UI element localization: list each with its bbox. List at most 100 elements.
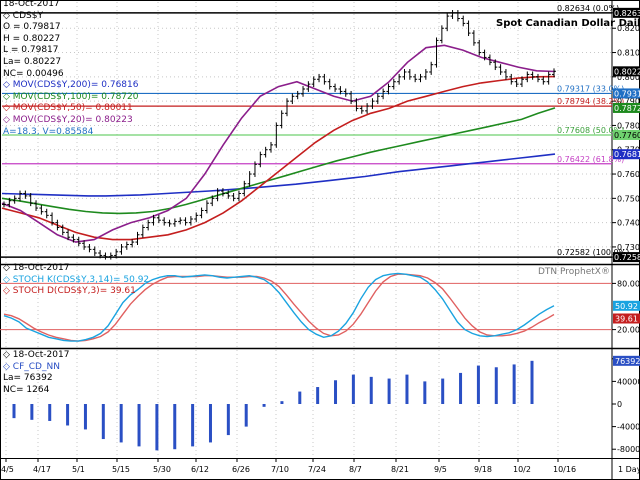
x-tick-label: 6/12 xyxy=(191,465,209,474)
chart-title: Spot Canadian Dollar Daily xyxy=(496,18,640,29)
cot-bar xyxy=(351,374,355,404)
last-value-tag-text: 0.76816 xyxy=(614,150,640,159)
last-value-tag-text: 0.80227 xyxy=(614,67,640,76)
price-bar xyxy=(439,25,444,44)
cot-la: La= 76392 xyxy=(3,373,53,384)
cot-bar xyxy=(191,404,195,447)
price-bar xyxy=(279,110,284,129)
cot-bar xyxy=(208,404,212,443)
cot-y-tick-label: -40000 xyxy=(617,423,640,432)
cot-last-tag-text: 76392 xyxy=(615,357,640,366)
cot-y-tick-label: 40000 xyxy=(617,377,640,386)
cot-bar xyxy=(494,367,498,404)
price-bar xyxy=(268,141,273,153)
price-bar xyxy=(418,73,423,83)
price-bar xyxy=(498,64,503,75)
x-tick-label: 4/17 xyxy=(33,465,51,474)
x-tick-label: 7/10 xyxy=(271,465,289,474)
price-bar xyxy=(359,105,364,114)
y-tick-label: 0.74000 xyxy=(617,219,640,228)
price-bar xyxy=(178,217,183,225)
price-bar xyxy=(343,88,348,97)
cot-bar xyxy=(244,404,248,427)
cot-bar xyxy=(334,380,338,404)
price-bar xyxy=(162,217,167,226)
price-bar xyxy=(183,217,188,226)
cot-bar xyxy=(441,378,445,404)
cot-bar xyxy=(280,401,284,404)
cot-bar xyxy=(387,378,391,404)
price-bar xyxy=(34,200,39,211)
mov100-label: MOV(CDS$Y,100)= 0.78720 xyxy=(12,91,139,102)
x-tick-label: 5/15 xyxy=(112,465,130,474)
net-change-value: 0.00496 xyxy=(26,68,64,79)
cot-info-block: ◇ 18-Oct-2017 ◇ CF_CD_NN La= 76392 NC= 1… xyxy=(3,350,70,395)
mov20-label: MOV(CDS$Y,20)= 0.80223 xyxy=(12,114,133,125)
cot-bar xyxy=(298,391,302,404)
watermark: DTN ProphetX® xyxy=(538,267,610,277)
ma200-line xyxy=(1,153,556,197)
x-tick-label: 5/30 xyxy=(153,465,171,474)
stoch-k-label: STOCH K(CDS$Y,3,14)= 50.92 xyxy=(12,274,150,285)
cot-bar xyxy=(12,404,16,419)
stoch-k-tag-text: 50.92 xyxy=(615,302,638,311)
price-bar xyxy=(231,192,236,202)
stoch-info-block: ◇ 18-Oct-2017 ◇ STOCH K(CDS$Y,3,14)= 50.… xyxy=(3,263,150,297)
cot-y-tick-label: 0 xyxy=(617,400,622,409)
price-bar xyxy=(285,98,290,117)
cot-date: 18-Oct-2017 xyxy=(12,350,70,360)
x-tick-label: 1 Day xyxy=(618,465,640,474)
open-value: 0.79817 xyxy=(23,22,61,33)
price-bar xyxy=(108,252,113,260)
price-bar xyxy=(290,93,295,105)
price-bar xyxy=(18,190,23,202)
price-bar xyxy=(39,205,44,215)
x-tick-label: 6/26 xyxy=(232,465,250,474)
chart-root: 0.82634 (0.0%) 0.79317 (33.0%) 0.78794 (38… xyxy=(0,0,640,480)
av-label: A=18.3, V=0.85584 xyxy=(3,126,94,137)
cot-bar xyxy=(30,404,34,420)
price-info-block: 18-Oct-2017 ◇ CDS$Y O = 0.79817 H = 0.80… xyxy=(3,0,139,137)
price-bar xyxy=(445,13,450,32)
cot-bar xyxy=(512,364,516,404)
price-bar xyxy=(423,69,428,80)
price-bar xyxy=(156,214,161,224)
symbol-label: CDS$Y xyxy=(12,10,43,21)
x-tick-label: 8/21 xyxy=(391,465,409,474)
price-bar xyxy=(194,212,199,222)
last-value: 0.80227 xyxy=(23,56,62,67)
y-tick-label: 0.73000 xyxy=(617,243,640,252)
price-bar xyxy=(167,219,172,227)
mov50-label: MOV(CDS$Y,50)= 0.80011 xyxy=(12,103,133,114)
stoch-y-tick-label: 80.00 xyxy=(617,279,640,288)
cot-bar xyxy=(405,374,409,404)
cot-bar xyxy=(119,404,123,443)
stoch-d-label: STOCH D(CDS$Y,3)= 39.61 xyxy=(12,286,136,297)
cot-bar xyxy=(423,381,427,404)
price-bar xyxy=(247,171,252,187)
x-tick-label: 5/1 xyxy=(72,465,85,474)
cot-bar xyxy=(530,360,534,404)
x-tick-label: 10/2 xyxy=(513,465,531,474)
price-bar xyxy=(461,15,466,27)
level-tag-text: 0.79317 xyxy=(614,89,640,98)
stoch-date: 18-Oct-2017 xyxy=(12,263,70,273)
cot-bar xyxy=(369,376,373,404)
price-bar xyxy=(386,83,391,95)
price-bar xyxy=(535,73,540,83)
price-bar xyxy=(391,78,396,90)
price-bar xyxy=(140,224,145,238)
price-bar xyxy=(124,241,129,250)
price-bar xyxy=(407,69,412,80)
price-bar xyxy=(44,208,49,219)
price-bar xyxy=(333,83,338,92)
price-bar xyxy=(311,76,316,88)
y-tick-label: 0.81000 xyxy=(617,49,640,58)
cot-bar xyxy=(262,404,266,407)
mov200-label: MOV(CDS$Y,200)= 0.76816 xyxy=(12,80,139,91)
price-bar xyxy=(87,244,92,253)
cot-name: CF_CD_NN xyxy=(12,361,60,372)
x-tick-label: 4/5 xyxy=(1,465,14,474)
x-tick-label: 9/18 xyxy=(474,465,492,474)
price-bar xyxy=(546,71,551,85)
---
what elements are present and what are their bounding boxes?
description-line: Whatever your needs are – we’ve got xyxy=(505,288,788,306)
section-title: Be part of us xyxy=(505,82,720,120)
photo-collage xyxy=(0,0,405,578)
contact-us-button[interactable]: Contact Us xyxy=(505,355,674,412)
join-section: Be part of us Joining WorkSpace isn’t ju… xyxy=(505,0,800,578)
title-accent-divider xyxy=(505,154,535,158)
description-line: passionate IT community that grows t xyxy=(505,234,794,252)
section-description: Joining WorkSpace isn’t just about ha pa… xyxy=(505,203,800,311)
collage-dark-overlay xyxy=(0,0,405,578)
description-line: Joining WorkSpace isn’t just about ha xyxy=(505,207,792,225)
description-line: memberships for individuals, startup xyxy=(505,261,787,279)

GOAL OF THE EXERCISE — Can you copy the records from the line containing "what elements are" up to and including the line containing "description-line: memberships for", reproducing each line character for character?

EXPECTED OUTPUT —
what elements are present and what are their bounding boxes?
description-line: Whatever your needs are – we’ve got xyxy=(505,288,788,306)
section-title: Be part of us xyxy=(505,82,720,120)
photo-collage xyxy=(0,0,405,578)
contact-us-button[interactable]: Contact Us xyxy=(505,355,674,412)
join-section: Be part of us Joining WorkSpace isn’t ju… xyxy=(505,0,800,578)
title-accent-divider xyxy=(505,154,535,158)
description-line: passionate IT community that grows t xyxy=(505,234,794,252)
section-description: Joining WorkSpace isn’t just about ha pa… xyxy=(505,203,800,311)
collage-dark-overlay xyxy=(0,0,405,578)
description-line: Joining WorkSpace isn’t just about ha xyxy=(505,207,792,225)
description-line: memberships for individuals, startup xyxy=(505,261,787,279)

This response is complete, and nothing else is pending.